◆ Set task
Copy each line in which the string "least" occurs.

[Data shown start]

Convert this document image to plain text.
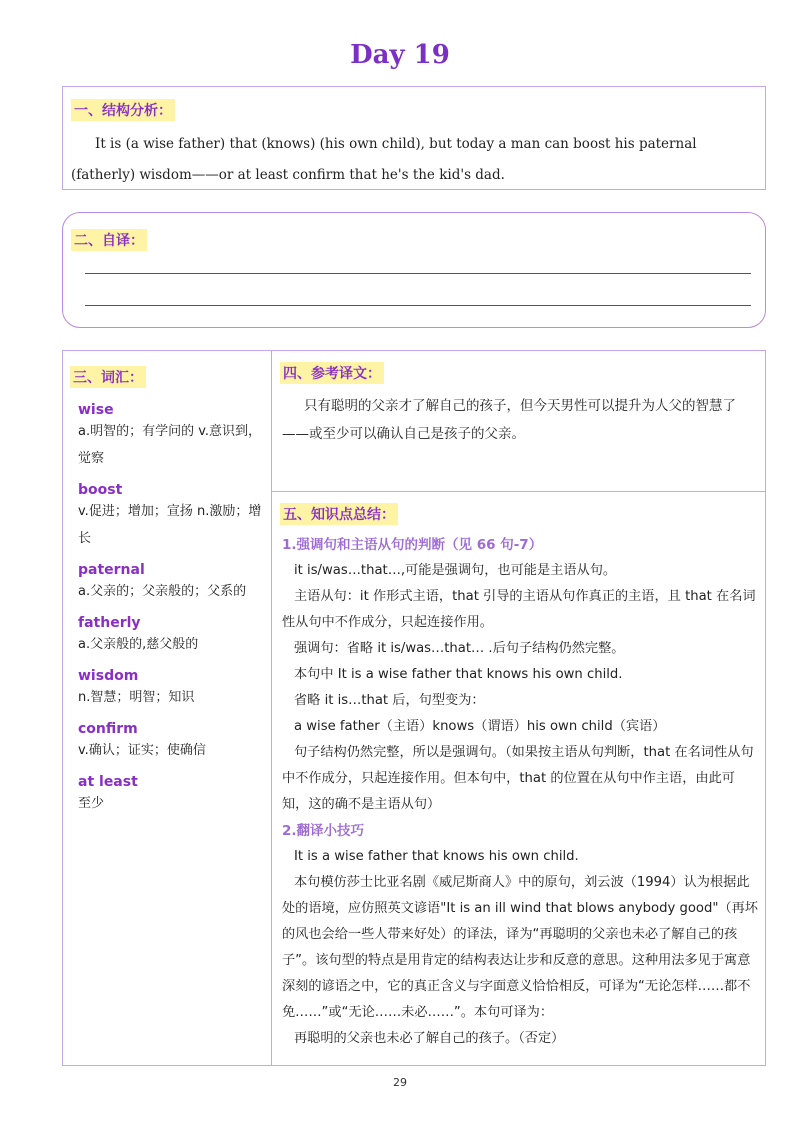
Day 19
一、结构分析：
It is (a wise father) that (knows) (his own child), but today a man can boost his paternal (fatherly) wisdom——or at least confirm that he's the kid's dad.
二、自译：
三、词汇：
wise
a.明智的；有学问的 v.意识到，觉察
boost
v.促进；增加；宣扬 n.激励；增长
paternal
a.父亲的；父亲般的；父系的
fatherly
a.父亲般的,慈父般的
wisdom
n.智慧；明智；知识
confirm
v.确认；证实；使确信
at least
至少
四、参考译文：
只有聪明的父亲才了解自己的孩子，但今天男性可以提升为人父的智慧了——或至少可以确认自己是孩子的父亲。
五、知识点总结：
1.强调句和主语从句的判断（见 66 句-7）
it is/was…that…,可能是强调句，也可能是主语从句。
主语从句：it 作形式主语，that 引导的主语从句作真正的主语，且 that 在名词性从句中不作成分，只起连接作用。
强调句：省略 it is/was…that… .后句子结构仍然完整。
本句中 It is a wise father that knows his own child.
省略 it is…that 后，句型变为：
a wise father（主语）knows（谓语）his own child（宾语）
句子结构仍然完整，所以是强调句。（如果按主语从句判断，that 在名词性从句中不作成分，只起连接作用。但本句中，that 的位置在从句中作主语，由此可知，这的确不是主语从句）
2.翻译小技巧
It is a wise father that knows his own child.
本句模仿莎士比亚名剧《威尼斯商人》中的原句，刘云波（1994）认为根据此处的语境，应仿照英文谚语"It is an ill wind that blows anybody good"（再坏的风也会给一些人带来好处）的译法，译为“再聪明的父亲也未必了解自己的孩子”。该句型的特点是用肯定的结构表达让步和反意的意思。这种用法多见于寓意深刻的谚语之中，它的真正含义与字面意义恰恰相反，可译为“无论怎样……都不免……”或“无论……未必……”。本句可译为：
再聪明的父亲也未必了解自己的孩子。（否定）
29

[Data shown end]
[Data shown start]

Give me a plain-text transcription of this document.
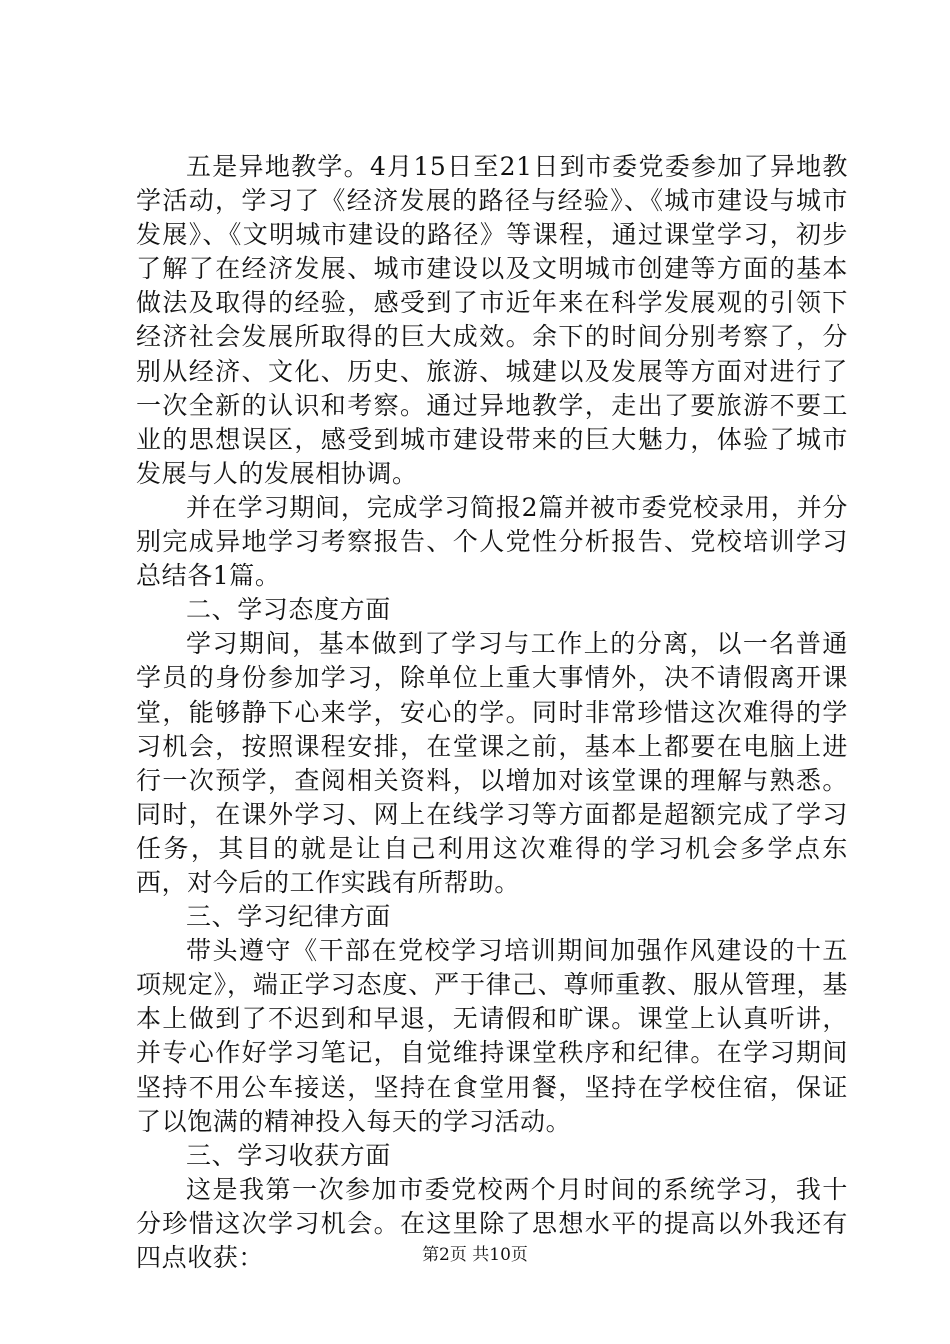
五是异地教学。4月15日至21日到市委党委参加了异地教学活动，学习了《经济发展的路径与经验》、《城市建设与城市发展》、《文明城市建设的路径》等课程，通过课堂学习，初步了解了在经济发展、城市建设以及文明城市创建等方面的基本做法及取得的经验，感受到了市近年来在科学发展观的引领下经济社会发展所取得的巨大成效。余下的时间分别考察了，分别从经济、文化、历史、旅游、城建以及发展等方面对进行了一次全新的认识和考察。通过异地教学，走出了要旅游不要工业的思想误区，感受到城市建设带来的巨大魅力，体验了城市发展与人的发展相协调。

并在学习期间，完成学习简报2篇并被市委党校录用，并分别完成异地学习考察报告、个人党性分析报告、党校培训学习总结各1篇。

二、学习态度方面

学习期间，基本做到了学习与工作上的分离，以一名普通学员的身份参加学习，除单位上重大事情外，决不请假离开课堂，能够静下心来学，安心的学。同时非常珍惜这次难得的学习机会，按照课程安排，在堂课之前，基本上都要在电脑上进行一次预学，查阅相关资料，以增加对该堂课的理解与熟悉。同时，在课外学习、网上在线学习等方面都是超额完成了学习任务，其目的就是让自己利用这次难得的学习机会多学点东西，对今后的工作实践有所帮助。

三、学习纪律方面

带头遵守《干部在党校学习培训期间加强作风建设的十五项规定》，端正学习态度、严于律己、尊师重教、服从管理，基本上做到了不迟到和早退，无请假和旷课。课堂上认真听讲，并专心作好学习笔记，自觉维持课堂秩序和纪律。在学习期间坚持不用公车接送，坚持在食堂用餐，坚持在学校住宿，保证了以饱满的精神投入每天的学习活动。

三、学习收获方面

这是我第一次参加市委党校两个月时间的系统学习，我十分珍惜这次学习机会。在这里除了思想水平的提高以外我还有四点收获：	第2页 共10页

[Data shown end]

◆ Output for this exercise
It is (a wise father) that (knows) (his own child), but today a man can boost his paternal (fatherly) wisdom——or at least confirm that he's the kid's dad.
at least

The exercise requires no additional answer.